Exercise objective
Report how many lines of these entries hold the string "Dunyo"; reply with the number alone.

Dataset records
____

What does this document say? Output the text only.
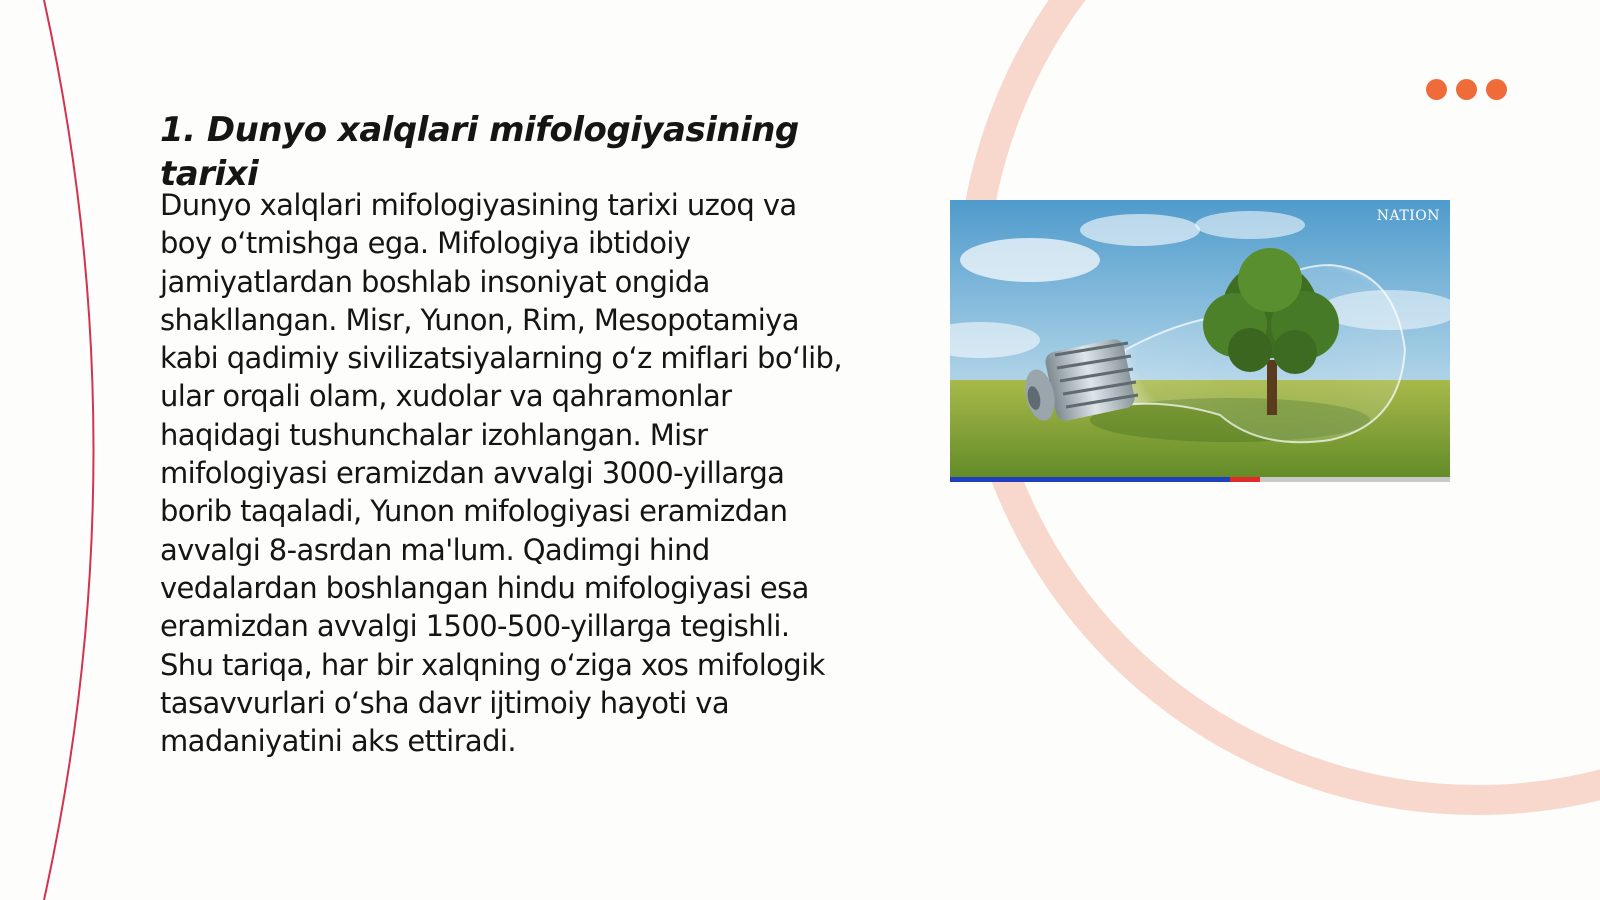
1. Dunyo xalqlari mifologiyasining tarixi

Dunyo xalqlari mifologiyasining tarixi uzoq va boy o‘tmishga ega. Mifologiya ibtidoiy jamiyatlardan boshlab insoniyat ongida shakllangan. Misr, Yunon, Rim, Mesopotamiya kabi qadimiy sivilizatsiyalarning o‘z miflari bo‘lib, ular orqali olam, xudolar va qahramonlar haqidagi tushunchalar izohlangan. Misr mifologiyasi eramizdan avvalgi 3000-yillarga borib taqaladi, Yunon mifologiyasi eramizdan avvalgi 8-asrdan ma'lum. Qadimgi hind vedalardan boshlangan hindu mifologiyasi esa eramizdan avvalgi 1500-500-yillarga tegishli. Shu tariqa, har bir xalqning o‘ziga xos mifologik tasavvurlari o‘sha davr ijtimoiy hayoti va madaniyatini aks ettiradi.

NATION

____

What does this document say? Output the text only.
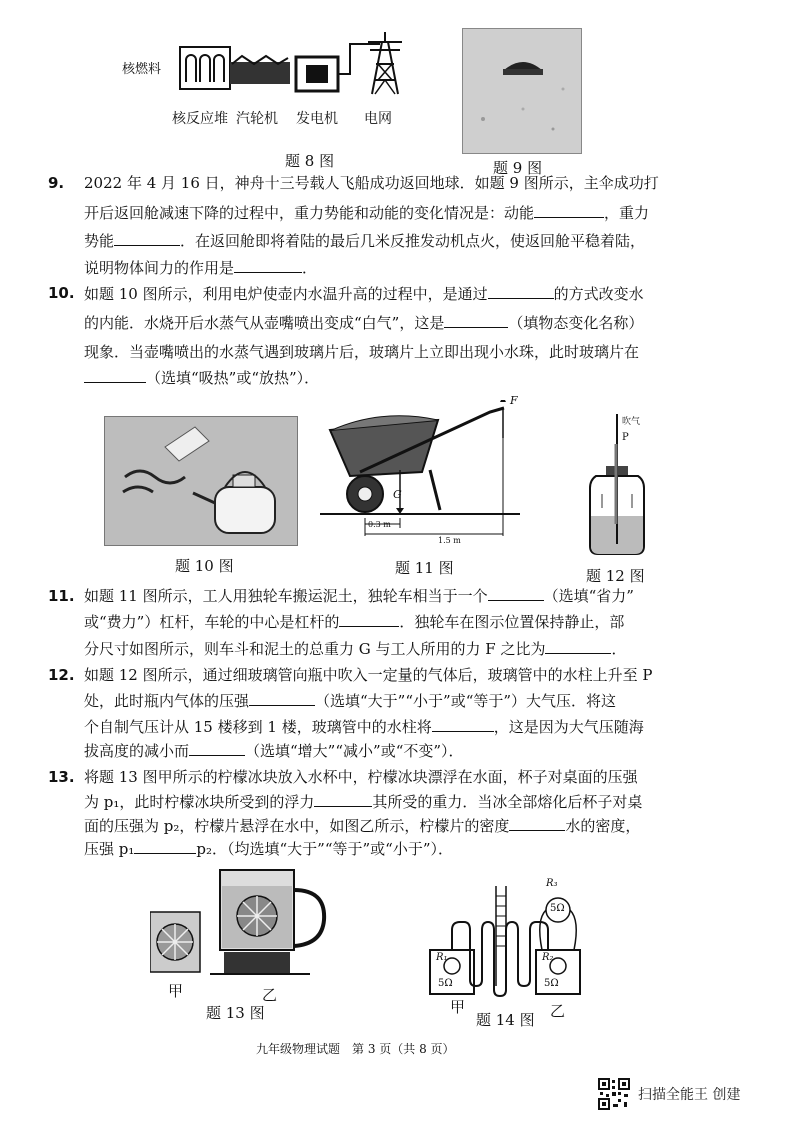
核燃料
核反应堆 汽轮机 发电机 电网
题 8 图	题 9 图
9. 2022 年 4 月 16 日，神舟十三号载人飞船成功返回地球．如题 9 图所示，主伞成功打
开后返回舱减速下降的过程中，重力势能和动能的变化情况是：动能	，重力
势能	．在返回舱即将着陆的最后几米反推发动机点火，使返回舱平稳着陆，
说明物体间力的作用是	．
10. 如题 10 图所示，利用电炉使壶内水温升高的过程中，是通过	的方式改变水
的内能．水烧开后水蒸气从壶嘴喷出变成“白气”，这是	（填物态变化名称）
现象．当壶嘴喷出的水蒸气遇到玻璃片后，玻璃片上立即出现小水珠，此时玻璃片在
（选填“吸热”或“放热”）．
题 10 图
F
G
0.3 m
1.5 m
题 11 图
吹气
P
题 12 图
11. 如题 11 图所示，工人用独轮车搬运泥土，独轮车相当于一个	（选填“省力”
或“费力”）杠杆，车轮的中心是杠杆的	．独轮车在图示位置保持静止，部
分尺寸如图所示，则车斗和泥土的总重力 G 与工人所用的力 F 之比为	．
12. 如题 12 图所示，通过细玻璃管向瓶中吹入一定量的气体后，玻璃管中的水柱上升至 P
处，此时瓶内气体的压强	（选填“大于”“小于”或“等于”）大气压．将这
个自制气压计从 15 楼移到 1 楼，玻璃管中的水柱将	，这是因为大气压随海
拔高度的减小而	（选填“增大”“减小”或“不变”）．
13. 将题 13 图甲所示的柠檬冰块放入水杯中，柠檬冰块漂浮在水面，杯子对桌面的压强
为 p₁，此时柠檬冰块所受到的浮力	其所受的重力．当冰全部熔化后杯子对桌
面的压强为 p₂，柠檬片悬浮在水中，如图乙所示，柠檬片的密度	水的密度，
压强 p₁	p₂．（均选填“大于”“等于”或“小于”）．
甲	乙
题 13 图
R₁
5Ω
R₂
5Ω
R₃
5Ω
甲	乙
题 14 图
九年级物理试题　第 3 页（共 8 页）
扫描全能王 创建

____

Correct output
2